Rows from a figure dataset
--*--

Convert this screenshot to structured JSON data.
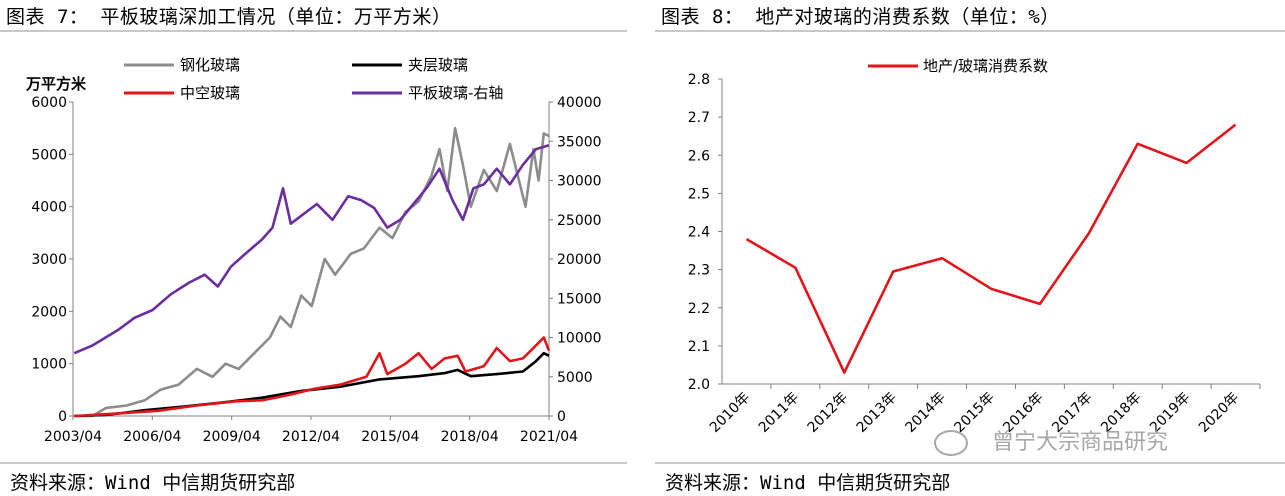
{
  "left": {
    "figure_title": "图表 7：  平板玻璃深加工情况（单位：万平方米）",
    "source": "资料来源：Wind 中信期货研究部"
  },
  "right": {
    "figure_title": "图表 8：  地产对玻璃的消费系数（单位：%）",
    "source": "资料来源：Wind 中信期货研究部"
  },
  "watermark": "曾宁大宗商品研究",
  "chart_data": [
    {
      "type": "line",
      "ylabel": "万平方米",
      "left_axis": {
        "ylim": [
          0,
          6000
        ],
        "ticks": [
          "0",
          "1000",
          "2000",
          "3000",
          "4000",
          "5000",
          "6000"
        ]
      },
      "right_axis": {
        "ylim": [
          0,
          40000
        ],
        "ticks": [
          "0",
          "5000",
          "10000",
          "15000",
          "20000",
          "25000",
          "30000",
          "35000",
          "40000"
        ]
      },
      "x_ticks": [
        "2003/04",
        "2006/04",
        "2009/04",
        "2012/04",
        "2015/04",
        "2018/04",
        "2021/04"
      ],
      "legend_position": "top",
      "colors": {
        "tempered": "#8c8c8c",
        "laminated": "#000000",
        "hollow": "#e0161c",
        "flat": "#6a2ea0"
      },
      "series": [
        {
          "key": "tempered",
          "name": "钢化玻璃",
          "axis": "left",
          "points": [
            [
              2003.3,
              0
            ],
            [
              2004.0,
              0
            ],
            [
              2004.5,
              150
            ],
            [
              2005.3,
              200
            ],
            [
              2006.0,
              300
            ],
            [
              2006.6,
              500
            ],
            [
              2007.3,
              600
            ],
            [
              2008.0,
              900
            ],
            [
              2008.6,
              750
            ],
            [
              2009.1,
              1000
            ],
            [
              2009.6,
              900
            ],
            [
              2010.2,
              1200
            ],
            [
              2010.8,
              1500
            ],
            [
              2011.2,
              1900
            ],
            [
              2011.6,
              1700
            ],
            [
              2012.0,
              2300
            ],
            [
              2012.4,
              2100
            ],
            [
              2012.9,
              3000
            ],
            [
              2013.3,
              2700
            ],
            [
              2013.9,
              3100
            ],
            [
              2014.4,
              3200
            ],
            [
              2015.0,
              3600
            ],
            [
              2015.5,
              3400
            ],
            [
              2016.0,
              3900
            ],
            [
              2016.5,
              4100
            ],
            [
              2017.0,
              4600
            ],
            [
              2017.3,
              5100
            ],
            [
              2017.6,
              4300
            ],
            [
              2017.9,
              5500
            ],
            [
              2018.2,
              4800
            ],
            [
              2018.5,
              4000
            ],
            [
              2019.0,
              4700
            ],
            [
              2019.5,
              4300
            ],
            [
              2020.0,
              5200
            ],
            [
              2020.3,
              4600
            ],
            [
              2020.6,
              4000
            ],
            [
              2020.9,
              5100
            ],
            [
              2021.1,
              4500
            ],
            [
              2021.3,
              5400
            ],
            [
              2021.5,
              5350
            ]
          ]
        },
        {
          "key": "laminated",
          "name": "夹层玻璃",
          "axis": "left",
          "points": [
            [
              2003.3,
              0
            ],
            [
              2004.5,
              20
            ],
            [
              2006.0,
              110
            ],
            [
              2007.5,
              180
            ],
            [
              2009.0,
              260
            ],
            [
              2010.5,
              350
            ],
            [
              2012.0,
              480
            ],
            [
              2013.5,
              560
            ],
            [
              2015.0,
              700
            ],
            [
              2016.5,
              760
            ],
            [
              2017.5,
              820
            ],
            [
              2018.0,
              880
            ],
            [
              2018.5,
              760
            ],
            [
              2019.5,
              800
            ],
            [
              2020.5,
              850
            ],
            [
              2021.0,
              1050
            ],
            [
              2021.3,
              1200
            ],
            [
              2021.5,
              1150
            ]
          ]
        },
        {
          "key": "hollow",
          "name": "中空玻璃",
          "axis": "left",
          "points": [
            [
              2003.3,
              0
            ],
            [
              2005.0,
              50
            ],
            [
              2006.5,
              100
            ],
            [
              2008.0,
              200
            ],
            [
              2009.5,
              280
            ],
            [
              2010.5,
              300
            ],
            [
              2011.5,
              400
            ],
            [
              2012.5,
              520
            ],
            [
              2013.5,
              600
            ],
            [
              2014.5,
              750
            ],
            [
              2015.0,
              1200
            ],
            [
              2015.3,
              800
            ],
            [
              2016.0,
              1000
            ],
            [
              2016.5,
              1200
            ],
            [
              2017.0,
              900
            ],
            [
              2017.5,
              1100
            ],
            [
              2018.0,
              1150
            ],
            [
              2018.3,
              850
            ],
            [
              2019.0,
              950
            ],
            [
              2019.5,
              1300
            ],
            [
              2020.0,
              1050
            ],
            [
              2020.5,
              1100
            ],
            [
              2021.0,
              1350
            ],
            [
              2021.3,
              1500
            ],
            [
              2021.5,
              1250
            ]
          ]
        },
        {
          "key": "flat",
          "name": "平板玻璃-右轴",
          "axis": "right",
          "points": [
            [
              2003.3,
              8000
            ],
            [
              2004.0,
              9000
            ],
            [
              2005.0,
              11000
            ],
            [
              2005.6,
              12500
            ],
            [
              2006.3,
              13500
            ],
            [
              2007.0,
              15500
            ],
            [
              2007.7,
              17000
            ],
            [
              2008.3,
              18000
            ],
            [
              2008.8,
              16500
            ],
            [
              2009.3,
              19000
            ],
            [
              2009.8,
              20500
            ],
            [
              2010.5,
              22500
            ],
            [
              2010.9,
              24000
            ],
            [
              2011.3,
              29000
            ],
            [
              2011.6,
              24500
            ],
            [
              2012.0,
              25500
            ],
            [
              2012.6,
              27000
            ],
            [
              2013.2,
              25000
            ],
            [
              2013.8,
              28000
            ],
            [
              2014.3,
              27500
            ],
            [
              2014.8,
              26500
            ],
            [
              2015.3,
              24000
            ],
            [
              2015.8,
              25000
            ],
            [
              2016.3,
              27000
            ],
            [
              2016.8,
              29000
            ],
            [
              2017.3,
              31500
            ],
            [
              2017.8,
              27500
            ],
            [
              2018.2,
              25000
            ],
            [
              2018.6,
              29000
            ],
            [
              2019.0,
              29500
            ],
            [
              2019.5,
              31500
            ],
            [
              2020.0,
              29500
            ],
            [
              2020.5,
              32000
            ],
            [
              2021.0,
              34000
            ],
            [
              2021.5,
              34500
            ]
          ]
        }
      ]
    },
    {
      "type": "line",
      "ylim": [
        2.0,
        2.8
      ],
      "y_ticks": [
        "2.0",
        "2.1",
        "2.2",
        "2.3",
        "2.4",
        "2.5",
        "2.6",
        "2.7",
        "2.8"
      ],
      "categories": [
        "2010年",
        "2011年",
        "2012年",
        "2013年",
        "2014年",
        "2015年",
        "2016年",
        "2017年",
        "2018年",
        "2019年",
        "2020年"
      ],
      "legend_position": "top",
      "color": "#e0161c",
      "series": [
        {
          "name": "地产/玻璃消费系数",
          "values": [
            2.38,
            2.305,
            2.03,
            2.295,
            2.33,
            2.25,
            2.21,
            2.395,
            2.63,
            2.58,
            2.68
          ]
        }
      ]
    }
  ]
}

--*--

**PROBLEM DESCRIPTION**: Quote the material exactly. Pictures stay out.

**TASK SOLUTION**:
Convert this screenshot to structured JSON data.
{
  "left": {
    "figure_title": "图表 7：  平板玻璃深加工情况（单位：万平方米）",
    "source": "资料来源：Wind 中信期货研究部"
  },
  "right": {
    "figure_title": "图表 8：  地产对玻璃的消费系数（单位：%）",
    "source": "资料来源：Wind 中信期货研究部"
  },
  "watermark": "曾宁大宗商品研究",
  "chart_data": [
    {
      "type": "line",
      "ylabel": "万平方米",
      "left_axis": {
        "ylim": [
          0,
          6000
        ],
        "ticks": [
          "0",
          "1000",
          "2000",
          "3000",
          "4000",
          "5000",
          "6000"
        ]
      },
      "right_axis": {
        "ylim": [
          0,
          40000
        ],
        "ticks": [
          "0",
          "5000",
          "10000",
          "15000",
          "20000",
          "25000",
          "30000",
          "35000",
          "40000"
        ]
      },
      "x_ticks": [
        "2003/04",
        "2006/04",
        "2009/04",
        "2012/04",
        "2015/04",
        "2018/04",
        "2021/04"
      ],
      "legend_position": "top",
      "colors": {
        "tempered": "#8c8c8c",
        "laminated": "#000000",
        "hollow": "#e0161c",
        "flat": "#6a2ea0"
      },
      "series": [
        {
          "key": "tempered",
          "name": "钢化玻璃",
          "axis": "left",
          "points": [
            [
              2003.3,
              0
            ],
            [
              2004.0,
              0
            ],
            [
              2004.5,
              150
            ],
            [
              2005.3,
              200
            ],
            [
              2006.0,
              300
            ],
            [
              2006.6,
              500
            ],
            [
              2007.3,
              600
            ],
            [
              2008.0,
              900
            ],
            [
              2008.6,
              750
            ],
            [
              2009.1,
              1000
            ],
            [
              2009.6,
              900
            ],
            [
              2010.2,
              1200
            ],
            [
              2010.8,
              1500
            ],
            [
              2011.2,
              1900
            ],
            [
              2011.6,
              1700
            ],
            [
              2012.0,
              2300
            ],
            [
              2012.4,
              2100
            ],
            [
              2012.9,
              3000
            ],
            [
              2013.3,
              2700
            ],
            [
              2013.9,
              3100
            ],
            [
              2014.4,
              3200
            ],
            [
              2015.0,
              3600
            ],
            [
              2015.5,
              3400
            ],
            [
              2016.0,
              3900
            ],
            [
              2016.5,
              4100
            ],
            [
              2017.0,
              4600
            ],
            [
              2017.3,
              5100
            ],
            [
              2017.6,
              4300
            ],
            [
              2017.9,
              5500
            ],
            [
              2018.2,
              4800
            ],
            [
              2018.5,
              4000
            ],
            [
              2019.0,
              4700
            ],
            [
              2019.5,
              4300
            ],
            [
              2020.0,
              5200
            ],
            [
              2020.3,
              4600
            ],
            [
              2020.6,
              4000
            ],
            [
              2020.9,
              5100
            ],
            [
              2021.1,
              4500
            ],
            [
              2021.3,
              5400
            ],
            [
              2021.5,
              5350
            ]
          ]
        },
        {
          "key": "laminated",
          "name": "夹层玻璃",
          "axis": "left",
          "points": [
            [
              2003.3,
              0
            ],
            [
              2004.5,
              20
            ],
            [
              2006.0,
              110
            ],
            [
              2007.5,
              180
            ],
            [
              2009.0,
              260
            ],
            [
              2010.5,
              350
            ],
            [
              2012.0,
              480
            ],
            [
              2013.5,
              560
            ],
            [
              2015.0,
              700
            ],
            [
              2016.5,
              760
            ],
            [
              2017.5,
              820
            ],
            [
              2018.0,
              880
            ],
            [
              2018.5,
              760
            ],
            [
              2019.5,
              800
            ],
            [
              2020.5,
              850
            ],
            [
              2021.0,
              1050
            ],
            [
              2021.3,
              1200
            ],
            [
              2021.5,
              1150
            ]
          ]
        },
        {
          "key": "hollow",
          "name": "中空玻璃",
          "axis": "left",
          "points": [
            [
              2003.3,
              0
            ],
            [
              2005.0,
              50
            ],
            [
              2006.5,
              100
            ],
            [
              2008.0,
              200
            ],
            [
              2009.5,
              280
            ],
            [
              2010.5,
              300
            ],
            [
              2011.5,
              400
            ],
            [
              2012.5,
              520
            ],
            [
              2013.5,
              600
            ],
            [
              2014.5,
              750
            ],
            [
              2015.0,
              1200
            ],
            [
              2015.3,
              800
            ],
            [
              2016.0,
              1000
            ],
            [
              2016.5,
              1200
            ],
            [
              2017.0,
              900
            ],
            [
              2017.5,
              1100
            ],
            [
              2018.0,
              1150
            ],
            [
              2018.3,
              850
            ],
            [
              2019.0,
              950
            ],
            [
              2019.5,
              1300
            ],
            [
              2020.0,
              1050
            ],
            [
              2020.5,
              1100
            ],
            [
              2021.0,
              1350
            ],
            [
              2021.3,
              1500
            ],
            [
              2021.5,
              1250
            ]
          ]
        },
        {
          "key": "flat",
          "name": "平板玻璃-右轴",
          "axis": "right",
          "points": [
            [
              2003.3,
              8000
            ],
            [
              2004.0,
              9000
            ],
            [
              2005.0,
              11000
            ],
            [
              2005.6,
              12500
            ],
            [
              2006.3,
              13500
            ],
            [
              2007.0,
              15500
            ],
            [
              2007.7,
              17000
            ],
            [
              2008.3,
              18000
            ],
            [
              2008.8,
              16500
            ],
            [
              2009.3,
              19000
            ],
            [
              2009.8,
              20500
            ],
            [
              2010.5,
              22500
            ],
            [
              2010.9,
              24000
            ],
            [
              2011.3,
              29000
            ],
            [
              2011.6,
              24500
            ],
            [
              2012.0,
              25500
            ],
            [
              2012.6,
              27000
            ],
            [
              2013.2,
              25000
            ],
            [
              2013.8,
              28000
            ],
            [
              2014.3,
              27500
            ],
            [
              2014.8,
              26500
            ],
            [
              2015.3,
              24000
            ],
            [
              2015.8,
              25000
            ],
            [
              2016.3,
              27000
            ],
            [
              2016.8,
              29000
            ],
            [
              2017.3,
              31500
            ],
            [
              2017.8,
              27500
            ],
            [
              2018.2,
              25000
            ],
            [
              2018.6,
              29000
            ],
            [
              2019.0,
              29500
            ],
            [
              2019.5,
              31500
            ],
            [
              2020.0,
              29500
            ],
            [
              2020.5,
              32000
            ],
            [
              2021.0,
              34000
            ],
            [
              2021.5,
              34500
            ]
          ]
        }
      ]
    },
    {
      "type": "line",
      "ylim": [
        2.0,
        2.8
      ],
      "y_ticks": [
        "2.0",
        "2.1",
        "2.2",
        "2.3",
        "2.4",
        "2.5",
        "2.6",
        "2.7",
        "2.8"
      ],
      "categories": [
        "2010年",
        "2011年",
        "2012年",
        "2013年",
        "2014年",
        "2015年",
        "2016年",
        "2017年",
        "2018年",
        "2019年",
        "2020年"
      ],
      "legend_position": "top",
      "color": "#e0161c",
      "series": [
        {
          "name": "地产/玻璃消费系数",
          "values": [
            2.38,
            2.305,
            2.03,
            2.295,
            2.33,
            2.25,
            2.21,
            2.395,
            2.63,
            2.58,
            2.68
          ]
        }
      ]
    }
  ]
}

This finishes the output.